### [Task to carry out]
Copy out each line that has "Kosten" in it.

Source records:
** Begin **
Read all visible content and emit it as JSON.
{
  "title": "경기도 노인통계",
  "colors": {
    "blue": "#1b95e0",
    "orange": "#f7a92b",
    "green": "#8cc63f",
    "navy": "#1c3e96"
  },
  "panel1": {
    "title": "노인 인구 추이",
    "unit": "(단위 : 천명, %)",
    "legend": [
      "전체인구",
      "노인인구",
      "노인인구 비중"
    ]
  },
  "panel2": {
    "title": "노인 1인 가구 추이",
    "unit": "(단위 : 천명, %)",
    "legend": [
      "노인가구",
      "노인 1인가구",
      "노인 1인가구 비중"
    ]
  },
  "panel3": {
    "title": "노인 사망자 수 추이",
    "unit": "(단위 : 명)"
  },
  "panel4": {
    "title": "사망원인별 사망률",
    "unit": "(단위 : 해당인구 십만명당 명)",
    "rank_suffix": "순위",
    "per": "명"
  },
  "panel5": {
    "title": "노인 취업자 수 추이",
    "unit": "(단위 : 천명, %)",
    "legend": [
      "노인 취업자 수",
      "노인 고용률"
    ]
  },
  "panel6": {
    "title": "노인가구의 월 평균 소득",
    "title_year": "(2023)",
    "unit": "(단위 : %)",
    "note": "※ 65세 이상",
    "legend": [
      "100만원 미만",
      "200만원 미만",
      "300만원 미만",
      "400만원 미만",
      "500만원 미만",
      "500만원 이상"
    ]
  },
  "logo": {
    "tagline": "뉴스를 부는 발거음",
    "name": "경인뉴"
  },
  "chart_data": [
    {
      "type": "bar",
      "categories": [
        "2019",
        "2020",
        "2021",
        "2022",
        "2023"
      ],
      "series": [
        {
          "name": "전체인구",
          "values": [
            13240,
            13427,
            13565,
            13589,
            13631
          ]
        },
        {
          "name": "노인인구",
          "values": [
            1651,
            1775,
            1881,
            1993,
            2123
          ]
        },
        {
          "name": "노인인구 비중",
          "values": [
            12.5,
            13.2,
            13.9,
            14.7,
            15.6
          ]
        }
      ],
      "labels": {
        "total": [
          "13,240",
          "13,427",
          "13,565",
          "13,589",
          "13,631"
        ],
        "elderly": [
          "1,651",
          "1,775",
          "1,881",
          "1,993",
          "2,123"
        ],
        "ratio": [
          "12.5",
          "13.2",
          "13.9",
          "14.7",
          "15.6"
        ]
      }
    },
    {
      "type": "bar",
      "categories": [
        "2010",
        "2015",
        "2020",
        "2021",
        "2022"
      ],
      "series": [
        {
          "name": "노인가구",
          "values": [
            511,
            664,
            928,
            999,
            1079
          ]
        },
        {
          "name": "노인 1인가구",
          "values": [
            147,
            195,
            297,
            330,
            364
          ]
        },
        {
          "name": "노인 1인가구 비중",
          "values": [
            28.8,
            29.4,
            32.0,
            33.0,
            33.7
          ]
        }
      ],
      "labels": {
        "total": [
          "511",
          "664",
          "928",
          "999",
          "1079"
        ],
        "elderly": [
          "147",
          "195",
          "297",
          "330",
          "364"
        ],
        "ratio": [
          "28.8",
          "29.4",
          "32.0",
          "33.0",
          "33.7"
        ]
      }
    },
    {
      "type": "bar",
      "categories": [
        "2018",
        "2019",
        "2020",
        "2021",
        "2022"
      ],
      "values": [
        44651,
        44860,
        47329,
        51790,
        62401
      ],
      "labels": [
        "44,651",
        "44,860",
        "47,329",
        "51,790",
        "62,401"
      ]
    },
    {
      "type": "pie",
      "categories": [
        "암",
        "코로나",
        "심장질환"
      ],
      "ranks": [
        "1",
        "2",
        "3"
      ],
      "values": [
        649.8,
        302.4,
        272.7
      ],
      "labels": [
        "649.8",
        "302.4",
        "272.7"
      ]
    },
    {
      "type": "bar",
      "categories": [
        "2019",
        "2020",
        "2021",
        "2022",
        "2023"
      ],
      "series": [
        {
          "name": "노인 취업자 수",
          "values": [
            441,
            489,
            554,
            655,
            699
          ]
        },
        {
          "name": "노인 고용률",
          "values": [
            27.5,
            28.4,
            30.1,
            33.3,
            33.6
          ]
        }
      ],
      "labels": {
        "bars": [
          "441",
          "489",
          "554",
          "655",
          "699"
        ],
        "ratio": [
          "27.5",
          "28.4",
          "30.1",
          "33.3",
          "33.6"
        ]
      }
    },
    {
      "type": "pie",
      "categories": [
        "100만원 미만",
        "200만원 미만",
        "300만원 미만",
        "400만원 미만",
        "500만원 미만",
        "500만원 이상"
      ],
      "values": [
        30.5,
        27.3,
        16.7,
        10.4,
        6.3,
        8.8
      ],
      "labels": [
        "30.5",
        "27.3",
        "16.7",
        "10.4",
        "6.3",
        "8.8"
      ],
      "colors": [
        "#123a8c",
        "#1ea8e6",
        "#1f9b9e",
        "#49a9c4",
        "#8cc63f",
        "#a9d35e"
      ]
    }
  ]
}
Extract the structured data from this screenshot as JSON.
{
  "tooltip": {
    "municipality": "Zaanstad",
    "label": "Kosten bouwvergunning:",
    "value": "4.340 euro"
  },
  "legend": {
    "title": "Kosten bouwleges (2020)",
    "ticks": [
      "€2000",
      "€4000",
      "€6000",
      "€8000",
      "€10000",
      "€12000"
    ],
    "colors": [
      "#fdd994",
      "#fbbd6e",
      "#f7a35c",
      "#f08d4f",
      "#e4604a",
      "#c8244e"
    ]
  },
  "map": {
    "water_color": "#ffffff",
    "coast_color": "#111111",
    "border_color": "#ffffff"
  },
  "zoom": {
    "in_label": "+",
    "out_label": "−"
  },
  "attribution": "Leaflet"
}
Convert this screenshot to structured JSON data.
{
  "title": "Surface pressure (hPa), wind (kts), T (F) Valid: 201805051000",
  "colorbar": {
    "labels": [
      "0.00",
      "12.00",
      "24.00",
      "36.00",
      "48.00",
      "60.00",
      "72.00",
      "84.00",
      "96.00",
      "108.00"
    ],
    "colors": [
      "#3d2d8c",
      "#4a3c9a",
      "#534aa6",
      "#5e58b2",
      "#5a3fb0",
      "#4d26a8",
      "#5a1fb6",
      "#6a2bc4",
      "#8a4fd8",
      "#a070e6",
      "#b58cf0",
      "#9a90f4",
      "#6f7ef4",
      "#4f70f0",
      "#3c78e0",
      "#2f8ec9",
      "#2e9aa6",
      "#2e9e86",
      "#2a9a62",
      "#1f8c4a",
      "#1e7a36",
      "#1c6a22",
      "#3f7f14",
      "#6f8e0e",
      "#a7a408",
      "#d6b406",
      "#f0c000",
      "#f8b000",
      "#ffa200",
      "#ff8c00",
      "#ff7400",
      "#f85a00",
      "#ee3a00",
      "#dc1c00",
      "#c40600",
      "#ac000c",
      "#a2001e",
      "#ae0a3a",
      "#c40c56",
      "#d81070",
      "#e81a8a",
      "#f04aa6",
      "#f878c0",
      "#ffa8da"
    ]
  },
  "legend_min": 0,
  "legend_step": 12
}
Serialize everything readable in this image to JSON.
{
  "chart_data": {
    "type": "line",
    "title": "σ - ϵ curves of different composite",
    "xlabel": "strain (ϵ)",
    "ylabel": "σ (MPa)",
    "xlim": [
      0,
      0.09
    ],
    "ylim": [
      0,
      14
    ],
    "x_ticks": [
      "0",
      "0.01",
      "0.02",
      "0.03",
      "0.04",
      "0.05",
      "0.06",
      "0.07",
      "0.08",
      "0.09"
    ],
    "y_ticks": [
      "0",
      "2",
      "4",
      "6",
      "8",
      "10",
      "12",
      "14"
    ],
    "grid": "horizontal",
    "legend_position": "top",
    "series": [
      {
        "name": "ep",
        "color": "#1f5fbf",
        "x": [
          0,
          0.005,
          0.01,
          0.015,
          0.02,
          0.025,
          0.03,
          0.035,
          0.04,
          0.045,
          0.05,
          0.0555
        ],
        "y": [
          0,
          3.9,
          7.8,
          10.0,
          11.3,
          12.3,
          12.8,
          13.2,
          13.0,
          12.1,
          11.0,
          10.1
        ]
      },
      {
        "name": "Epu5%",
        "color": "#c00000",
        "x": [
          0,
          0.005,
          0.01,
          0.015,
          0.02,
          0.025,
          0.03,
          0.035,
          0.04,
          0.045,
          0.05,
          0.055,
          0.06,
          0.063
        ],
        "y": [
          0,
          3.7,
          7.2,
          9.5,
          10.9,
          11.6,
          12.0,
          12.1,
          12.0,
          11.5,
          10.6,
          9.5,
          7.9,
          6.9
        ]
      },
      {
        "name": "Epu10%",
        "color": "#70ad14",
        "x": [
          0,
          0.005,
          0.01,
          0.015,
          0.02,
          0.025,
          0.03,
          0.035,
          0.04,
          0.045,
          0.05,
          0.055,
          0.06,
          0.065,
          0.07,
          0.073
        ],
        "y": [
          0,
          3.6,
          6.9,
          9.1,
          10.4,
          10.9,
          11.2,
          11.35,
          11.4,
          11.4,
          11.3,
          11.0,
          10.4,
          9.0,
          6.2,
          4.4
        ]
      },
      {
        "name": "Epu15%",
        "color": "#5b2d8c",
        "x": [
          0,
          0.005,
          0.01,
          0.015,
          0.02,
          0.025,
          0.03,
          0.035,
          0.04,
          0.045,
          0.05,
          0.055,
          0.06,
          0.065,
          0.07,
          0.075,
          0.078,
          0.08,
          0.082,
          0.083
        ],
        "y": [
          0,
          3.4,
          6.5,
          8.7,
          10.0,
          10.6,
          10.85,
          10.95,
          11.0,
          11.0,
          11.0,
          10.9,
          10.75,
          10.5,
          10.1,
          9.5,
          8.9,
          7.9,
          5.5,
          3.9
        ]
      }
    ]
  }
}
** End **
### [Response to this exercise]
    "label": "Kosten bouwvergunning:",
    "title": "Kosten bouwleges (2020)",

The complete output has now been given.